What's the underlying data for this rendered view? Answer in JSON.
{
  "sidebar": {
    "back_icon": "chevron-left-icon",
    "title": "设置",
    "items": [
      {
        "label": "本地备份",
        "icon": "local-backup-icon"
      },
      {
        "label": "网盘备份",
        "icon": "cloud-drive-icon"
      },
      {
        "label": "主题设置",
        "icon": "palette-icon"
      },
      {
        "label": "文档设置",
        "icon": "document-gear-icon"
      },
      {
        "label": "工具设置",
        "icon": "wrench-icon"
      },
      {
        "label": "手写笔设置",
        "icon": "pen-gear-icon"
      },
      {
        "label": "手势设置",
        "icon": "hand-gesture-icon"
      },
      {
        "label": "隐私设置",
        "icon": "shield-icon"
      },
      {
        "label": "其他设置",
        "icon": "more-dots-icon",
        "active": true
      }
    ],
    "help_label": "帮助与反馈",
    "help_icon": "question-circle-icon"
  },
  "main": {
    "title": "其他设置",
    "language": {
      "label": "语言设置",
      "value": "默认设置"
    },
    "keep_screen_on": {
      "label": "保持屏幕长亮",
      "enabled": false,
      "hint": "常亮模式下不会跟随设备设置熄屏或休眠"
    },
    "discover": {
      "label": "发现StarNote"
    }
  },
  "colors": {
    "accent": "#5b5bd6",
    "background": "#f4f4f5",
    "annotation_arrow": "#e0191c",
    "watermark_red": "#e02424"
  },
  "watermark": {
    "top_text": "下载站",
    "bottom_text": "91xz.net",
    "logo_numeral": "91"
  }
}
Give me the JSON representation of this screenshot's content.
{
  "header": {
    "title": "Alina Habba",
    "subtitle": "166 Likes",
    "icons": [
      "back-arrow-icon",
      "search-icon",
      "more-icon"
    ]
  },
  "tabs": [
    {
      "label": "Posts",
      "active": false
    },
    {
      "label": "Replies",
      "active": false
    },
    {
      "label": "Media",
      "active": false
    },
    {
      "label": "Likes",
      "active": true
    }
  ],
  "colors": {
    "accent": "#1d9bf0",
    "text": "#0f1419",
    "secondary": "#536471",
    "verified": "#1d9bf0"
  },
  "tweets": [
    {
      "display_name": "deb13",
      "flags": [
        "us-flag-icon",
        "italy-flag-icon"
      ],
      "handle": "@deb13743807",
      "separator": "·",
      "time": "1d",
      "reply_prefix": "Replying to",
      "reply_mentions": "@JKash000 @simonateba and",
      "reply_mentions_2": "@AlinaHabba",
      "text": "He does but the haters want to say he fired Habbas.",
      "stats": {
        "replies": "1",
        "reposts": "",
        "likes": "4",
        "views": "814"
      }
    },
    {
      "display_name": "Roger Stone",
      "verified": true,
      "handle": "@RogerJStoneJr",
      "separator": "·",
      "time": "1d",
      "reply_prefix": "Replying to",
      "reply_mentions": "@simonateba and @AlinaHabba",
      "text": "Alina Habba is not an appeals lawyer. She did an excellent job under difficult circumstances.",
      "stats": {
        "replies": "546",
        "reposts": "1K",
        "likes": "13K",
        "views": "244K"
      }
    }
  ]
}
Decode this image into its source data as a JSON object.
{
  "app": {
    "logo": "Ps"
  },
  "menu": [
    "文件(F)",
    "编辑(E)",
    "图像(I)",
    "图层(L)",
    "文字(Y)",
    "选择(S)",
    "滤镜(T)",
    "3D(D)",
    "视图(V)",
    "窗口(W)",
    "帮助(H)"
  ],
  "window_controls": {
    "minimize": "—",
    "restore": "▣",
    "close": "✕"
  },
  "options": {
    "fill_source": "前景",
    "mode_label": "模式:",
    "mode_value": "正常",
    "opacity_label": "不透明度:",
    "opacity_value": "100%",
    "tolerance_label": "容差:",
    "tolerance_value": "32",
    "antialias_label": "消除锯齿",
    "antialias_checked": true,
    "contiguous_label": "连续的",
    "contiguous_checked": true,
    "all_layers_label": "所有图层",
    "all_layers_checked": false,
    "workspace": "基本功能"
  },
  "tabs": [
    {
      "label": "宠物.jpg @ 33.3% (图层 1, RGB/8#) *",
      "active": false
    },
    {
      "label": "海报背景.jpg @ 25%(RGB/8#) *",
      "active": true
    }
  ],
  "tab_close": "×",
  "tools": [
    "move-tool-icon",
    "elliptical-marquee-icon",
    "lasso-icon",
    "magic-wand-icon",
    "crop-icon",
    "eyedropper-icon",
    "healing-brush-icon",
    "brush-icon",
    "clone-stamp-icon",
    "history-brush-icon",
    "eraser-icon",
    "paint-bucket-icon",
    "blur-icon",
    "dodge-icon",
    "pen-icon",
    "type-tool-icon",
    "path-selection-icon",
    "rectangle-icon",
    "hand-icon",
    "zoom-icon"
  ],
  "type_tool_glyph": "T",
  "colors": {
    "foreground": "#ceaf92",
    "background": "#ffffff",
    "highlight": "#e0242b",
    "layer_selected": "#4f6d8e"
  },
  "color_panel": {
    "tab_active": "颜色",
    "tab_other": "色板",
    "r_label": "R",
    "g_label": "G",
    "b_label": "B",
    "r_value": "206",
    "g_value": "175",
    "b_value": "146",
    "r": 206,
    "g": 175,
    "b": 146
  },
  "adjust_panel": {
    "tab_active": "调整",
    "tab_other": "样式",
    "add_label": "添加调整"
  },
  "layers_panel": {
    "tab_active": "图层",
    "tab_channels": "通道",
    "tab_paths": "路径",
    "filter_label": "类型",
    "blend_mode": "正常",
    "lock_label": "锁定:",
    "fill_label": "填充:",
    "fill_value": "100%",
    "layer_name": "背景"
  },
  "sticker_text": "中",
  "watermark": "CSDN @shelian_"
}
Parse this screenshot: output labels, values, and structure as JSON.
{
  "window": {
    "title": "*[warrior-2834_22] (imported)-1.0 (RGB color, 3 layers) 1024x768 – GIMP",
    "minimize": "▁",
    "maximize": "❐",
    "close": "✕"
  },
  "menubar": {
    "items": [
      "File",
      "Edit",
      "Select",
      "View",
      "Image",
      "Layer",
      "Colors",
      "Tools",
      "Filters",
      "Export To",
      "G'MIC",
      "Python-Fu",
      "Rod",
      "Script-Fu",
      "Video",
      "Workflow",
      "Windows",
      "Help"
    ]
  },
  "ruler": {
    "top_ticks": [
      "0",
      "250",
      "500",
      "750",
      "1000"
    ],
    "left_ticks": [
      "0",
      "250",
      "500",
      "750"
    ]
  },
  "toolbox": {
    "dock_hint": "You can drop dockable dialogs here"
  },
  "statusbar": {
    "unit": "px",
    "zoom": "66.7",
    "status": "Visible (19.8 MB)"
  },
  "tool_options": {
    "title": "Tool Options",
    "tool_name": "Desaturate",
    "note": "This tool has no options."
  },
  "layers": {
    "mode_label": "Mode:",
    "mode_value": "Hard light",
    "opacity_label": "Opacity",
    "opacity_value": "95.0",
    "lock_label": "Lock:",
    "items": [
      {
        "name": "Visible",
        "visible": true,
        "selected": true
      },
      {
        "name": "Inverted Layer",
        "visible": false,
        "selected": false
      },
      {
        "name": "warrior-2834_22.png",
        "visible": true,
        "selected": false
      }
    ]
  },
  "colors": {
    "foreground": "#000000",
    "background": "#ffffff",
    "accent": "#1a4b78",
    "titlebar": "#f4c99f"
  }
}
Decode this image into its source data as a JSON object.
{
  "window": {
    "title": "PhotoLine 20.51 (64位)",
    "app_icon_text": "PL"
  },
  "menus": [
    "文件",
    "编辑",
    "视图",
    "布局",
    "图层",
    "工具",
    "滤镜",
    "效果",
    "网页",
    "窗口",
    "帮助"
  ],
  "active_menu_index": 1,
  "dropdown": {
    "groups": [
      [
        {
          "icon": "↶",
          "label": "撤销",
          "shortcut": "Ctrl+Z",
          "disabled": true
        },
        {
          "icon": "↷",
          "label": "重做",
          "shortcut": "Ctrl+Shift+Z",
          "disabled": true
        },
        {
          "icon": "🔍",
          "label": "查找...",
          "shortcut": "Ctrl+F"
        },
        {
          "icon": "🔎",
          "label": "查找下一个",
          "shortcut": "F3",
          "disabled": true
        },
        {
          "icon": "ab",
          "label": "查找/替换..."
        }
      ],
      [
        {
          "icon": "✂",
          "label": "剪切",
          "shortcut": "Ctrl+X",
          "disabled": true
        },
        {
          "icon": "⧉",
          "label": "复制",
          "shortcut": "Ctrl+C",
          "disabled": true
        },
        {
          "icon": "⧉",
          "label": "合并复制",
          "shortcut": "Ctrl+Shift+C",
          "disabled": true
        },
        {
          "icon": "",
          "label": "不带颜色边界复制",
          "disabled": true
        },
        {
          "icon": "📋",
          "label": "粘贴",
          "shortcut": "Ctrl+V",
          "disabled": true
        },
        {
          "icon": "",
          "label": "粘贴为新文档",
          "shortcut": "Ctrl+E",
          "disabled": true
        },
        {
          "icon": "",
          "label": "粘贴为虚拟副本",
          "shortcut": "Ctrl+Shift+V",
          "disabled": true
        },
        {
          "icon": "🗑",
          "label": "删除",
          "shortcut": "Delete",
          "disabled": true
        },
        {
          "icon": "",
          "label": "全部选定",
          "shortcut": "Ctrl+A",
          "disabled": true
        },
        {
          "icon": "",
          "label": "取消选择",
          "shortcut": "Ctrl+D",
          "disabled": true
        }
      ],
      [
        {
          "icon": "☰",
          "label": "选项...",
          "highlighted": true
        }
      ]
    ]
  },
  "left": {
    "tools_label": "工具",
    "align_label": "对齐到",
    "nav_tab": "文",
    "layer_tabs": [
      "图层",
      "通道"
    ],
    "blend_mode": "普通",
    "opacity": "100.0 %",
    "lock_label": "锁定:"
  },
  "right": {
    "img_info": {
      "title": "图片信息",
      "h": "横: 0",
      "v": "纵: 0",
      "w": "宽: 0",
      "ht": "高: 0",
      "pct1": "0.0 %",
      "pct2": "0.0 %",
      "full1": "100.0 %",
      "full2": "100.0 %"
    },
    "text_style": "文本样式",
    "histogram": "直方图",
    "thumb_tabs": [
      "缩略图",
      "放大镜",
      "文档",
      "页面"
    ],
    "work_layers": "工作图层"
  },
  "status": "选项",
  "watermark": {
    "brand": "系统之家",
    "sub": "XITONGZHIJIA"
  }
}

○ ○ ○

In the entries above, find each line with the word "accent" and show it.

Expected output –
    "accent": "#5b5bd6",
    "accent": "#1d9bf0",
    "accent": "#1a4b78",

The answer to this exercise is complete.